Given exercise - Collect each line holding the string "screenshot".

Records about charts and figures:
^^^^^^^^^^^^^^^^
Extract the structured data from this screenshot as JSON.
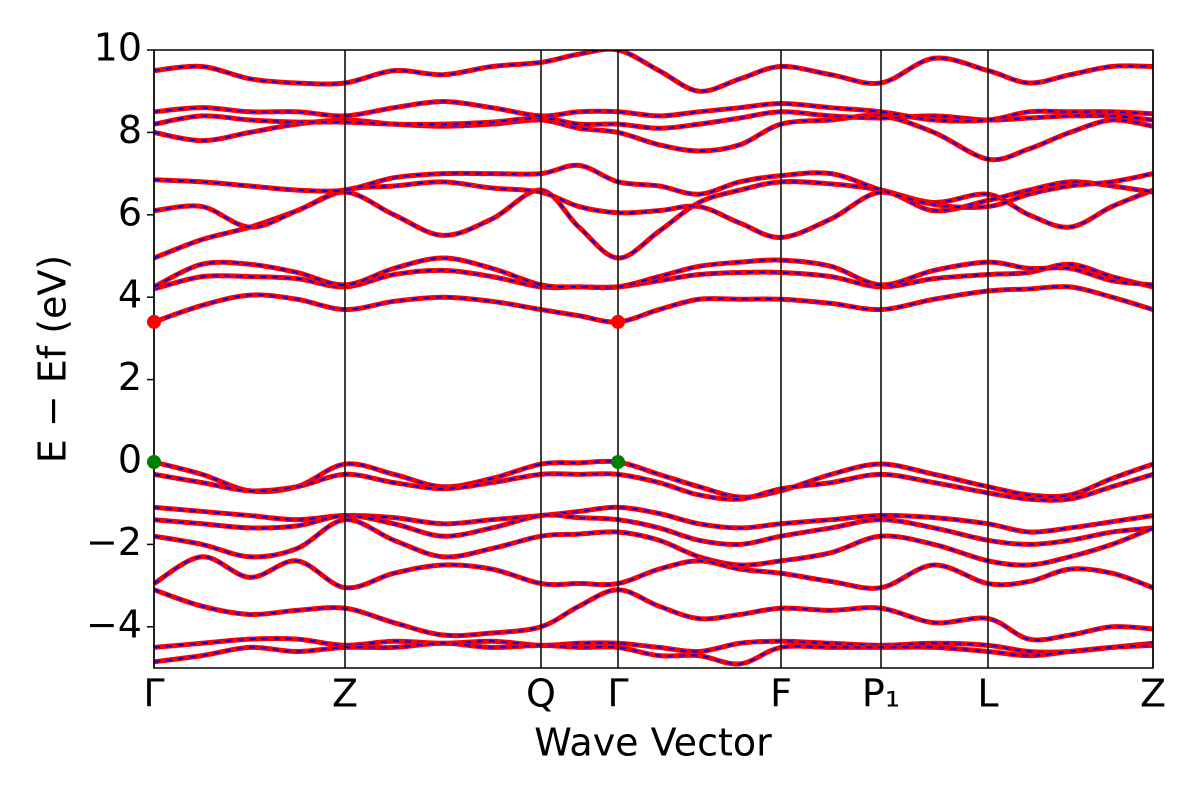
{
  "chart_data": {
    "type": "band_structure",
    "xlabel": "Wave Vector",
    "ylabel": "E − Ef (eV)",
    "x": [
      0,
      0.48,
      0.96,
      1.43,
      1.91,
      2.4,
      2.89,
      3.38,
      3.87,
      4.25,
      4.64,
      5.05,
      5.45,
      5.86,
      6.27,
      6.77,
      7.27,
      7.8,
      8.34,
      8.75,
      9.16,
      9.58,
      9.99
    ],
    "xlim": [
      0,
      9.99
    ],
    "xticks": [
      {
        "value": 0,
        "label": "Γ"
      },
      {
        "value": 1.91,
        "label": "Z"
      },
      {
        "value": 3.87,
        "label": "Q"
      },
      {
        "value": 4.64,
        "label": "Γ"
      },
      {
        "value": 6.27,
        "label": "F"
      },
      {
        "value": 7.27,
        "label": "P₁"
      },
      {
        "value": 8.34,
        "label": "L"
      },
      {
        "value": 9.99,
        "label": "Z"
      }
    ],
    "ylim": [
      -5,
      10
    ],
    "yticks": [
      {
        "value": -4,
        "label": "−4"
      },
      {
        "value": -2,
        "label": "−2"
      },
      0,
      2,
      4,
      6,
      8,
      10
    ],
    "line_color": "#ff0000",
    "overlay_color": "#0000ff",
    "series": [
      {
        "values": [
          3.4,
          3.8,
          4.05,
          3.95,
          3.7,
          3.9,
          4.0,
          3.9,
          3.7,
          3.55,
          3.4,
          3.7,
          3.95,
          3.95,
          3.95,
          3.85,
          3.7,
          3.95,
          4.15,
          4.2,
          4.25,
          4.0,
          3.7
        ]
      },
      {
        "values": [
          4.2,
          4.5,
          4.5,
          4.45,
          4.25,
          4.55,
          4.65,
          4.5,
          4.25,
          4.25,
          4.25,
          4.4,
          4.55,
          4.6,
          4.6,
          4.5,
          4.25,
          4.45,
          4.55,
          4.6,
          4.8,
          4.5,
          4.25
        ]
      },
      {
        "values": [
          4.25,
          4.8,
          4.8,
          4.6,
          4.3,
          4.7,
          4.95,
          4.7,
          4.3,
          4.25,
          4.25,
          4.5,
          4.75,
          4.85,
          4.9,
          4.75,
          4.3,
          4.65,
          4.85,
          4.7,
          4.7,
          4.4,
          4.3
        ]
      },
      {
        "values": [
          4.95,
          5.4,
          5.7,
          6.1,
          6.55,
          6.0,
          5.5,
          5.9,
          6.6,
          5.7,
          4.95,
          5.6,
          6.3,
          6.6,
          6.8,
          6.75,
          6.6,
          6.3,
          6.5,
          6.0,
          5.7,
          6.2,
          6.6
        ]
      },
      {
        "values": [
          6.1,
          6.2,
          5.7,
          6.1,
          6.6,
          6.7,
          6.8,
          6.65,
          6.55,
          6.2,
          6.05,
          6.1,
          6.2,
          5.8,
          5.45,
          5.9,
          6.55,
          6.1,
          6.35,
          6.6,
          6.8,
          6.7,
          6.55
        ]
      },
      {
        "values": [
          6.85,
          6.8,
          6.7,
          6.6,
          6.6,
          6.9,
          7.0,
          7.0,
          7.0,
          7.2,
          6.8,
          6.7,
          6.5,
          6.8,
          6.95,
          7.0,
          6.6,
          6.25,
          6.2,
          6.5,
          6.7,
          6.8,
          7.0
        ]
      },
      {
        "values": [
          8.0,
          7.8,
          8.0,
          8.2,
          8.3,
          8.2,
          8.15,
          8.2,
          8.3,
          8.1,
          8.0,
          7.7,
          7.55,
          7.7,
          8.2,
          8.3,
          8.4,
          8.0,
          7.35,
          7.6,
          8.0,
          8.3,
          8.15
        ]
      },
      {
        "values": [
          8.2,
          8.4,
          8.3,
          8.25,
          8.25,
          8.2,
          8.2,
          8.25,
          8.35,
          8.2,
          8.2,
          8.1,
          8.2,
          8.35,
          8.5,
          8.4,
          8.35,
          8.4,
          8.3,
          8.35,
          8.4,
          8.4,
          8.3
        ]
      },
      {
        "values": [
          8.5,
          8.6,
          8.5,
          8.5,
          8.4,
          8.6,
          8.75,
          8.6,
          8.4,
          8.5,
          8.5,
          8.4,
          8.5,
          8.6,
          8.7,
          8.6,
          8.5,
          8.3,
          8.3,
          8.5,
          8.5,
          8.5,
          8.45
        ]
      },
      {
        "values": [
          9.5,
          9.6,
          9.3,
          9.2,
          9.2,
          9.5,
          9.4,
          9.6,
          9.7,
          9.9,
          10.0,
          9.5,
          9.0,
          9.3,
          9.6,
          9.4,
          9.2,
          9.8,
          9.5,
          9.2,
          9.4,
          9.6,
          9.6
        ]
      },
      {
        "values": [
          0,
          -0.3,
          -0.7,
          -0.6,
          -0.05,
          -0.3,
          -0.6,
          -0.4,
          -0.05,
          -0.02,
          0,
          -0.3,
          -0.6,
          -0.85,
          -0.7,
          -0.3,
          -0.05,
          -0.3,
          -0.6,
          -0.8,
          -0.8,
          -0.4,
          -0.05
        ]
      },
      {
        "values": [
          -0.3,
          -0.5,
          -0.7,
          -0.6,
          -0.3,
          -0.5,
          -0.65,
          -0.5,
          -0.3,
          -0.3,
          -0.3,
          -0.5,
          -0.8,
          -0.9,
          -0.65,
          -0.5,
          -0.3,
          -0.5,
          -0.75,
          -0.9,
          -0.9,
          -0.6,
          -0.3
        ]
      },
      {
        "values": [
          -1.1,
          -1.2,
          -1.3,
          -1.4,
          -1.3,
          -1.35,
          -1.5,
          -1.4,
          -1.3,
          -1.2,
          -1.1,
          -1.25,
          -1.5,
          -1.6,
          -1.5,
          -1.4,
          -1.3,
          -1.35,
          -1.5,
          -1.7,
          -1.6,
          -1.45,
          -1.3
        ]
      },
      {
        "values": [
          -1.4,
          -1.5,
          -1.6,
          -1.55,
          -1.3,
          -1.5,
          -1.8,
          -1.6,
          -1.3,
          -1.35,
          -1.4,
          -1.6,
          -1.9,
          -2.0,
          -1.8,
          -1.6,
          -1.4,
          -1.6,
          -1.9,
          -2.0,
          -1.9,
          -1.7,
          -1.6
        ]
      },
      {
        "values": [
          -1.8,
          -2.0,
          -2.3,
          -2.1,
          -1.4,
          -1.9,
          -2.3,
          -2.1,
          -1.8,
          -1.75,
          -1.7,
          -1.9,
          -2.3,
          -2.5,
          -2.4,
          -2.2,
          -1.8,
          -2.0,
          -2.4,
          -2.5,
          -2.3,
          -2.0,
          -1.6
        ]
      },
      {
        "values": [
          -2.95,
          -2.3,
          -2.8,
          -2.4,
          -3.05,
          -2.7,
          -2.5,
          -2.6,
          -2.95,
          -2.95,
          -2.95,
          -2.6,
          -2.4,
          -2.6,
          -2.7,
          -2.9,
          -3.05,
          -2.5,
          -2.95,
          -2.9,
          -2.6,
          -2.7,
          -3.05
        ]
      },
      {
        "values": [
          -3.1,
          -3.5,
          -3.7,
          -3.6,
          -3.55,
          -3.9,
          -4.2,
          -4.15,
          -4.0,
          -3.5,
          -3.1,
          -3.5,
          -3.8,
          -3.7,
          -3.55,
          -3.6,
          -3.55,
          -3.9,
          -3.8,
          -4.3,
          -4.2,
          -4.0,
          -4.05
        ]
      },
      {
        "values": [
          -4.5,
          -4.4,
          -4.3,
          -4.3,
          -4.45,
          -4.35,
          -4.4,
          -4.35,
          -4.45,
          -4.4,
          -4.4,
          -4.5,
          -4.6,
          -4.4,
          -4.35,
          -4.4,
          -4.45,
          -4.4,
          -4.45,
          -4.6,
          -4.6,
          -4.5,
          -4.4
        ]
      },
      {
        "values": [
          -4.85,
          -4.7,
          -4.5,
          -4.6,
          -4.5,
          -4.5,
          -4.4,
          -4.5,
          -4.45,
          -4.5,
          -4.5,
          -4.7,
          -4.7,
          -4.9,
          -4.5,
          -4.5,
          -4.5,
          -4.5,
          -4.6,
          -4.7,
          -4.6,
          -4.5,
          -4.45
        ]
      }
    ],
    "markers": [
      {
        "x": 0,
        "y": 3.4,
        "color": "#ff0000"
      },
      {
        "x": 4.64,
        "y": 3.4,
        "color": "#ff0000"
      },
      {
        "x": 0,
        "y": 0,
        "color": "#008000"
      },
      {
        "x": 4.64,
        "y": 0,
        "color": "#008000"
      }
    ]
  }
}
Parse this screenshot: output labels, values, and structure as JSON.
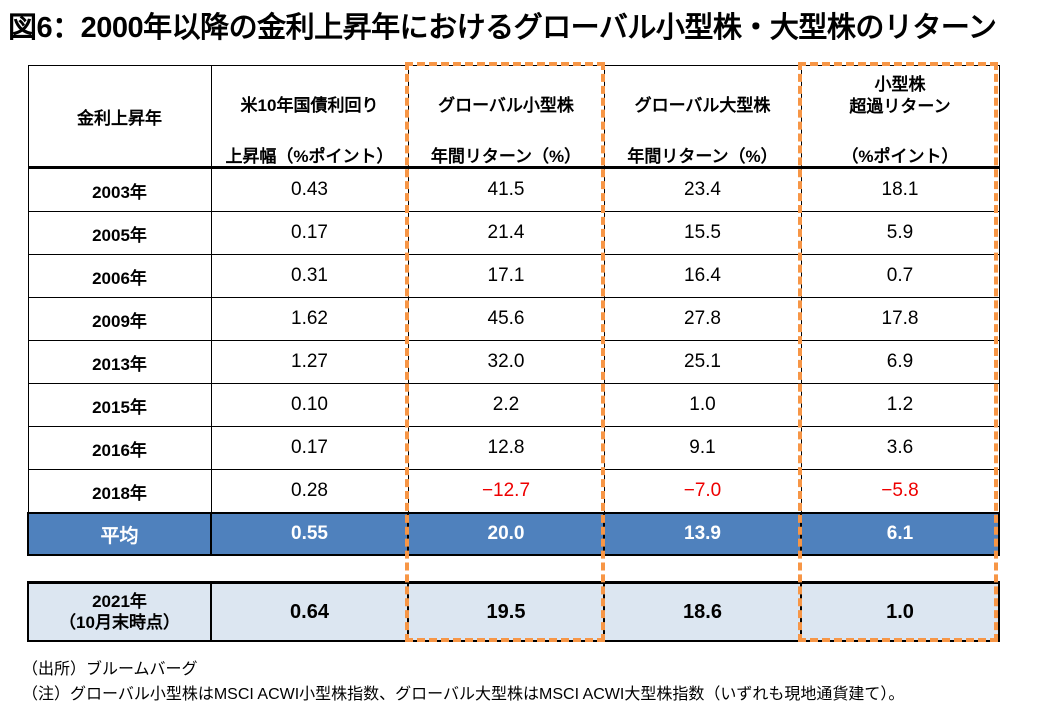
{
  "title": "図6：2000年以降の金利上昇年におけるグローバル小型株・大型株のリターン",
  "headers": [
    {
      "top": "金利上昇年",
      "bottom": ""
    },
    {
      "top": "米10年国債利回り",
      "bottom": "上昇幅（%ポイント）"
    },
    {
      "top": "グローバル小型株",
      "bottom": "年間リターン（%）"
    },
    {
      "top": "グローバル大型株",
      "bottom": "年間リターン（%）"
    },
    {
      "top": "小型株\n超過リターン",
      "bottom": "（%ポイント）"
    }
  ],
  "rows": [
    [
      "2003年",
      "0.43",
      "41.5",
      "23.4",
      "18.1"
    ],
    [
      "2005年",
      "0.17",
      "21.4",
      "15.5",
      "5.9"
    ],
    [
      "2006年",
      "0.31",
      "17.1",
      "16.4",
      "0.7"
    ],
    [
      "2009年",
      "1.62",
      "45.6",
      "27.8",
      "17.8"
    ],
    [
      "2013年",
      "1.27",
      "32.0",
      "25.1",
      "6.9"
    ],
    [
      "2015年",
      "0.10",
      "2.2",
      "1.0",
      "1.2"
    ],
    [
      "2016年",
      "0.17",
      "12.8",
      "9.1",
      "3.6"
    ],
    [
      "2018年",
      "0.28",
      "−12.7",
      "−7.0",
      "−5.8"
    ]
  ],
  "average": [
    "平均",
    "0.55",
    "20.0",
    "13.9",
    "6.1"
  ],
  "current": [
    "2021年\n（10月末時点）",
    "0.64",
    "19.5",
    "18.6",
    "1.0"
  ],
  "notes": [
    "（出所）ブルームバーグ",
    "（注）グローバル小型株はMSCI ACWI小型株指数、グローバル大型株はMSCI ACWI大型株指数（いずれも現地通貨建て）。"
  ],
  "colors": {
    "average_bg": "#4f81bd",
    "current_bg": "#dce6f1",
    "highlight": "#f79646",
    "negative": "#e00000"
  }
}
^^^^^^^^^^^^^^^^
Result for this exercise -
Extract the structured data from this screenshot as JSON.
Parse this screenshot: output labels, values, and structure as JSON.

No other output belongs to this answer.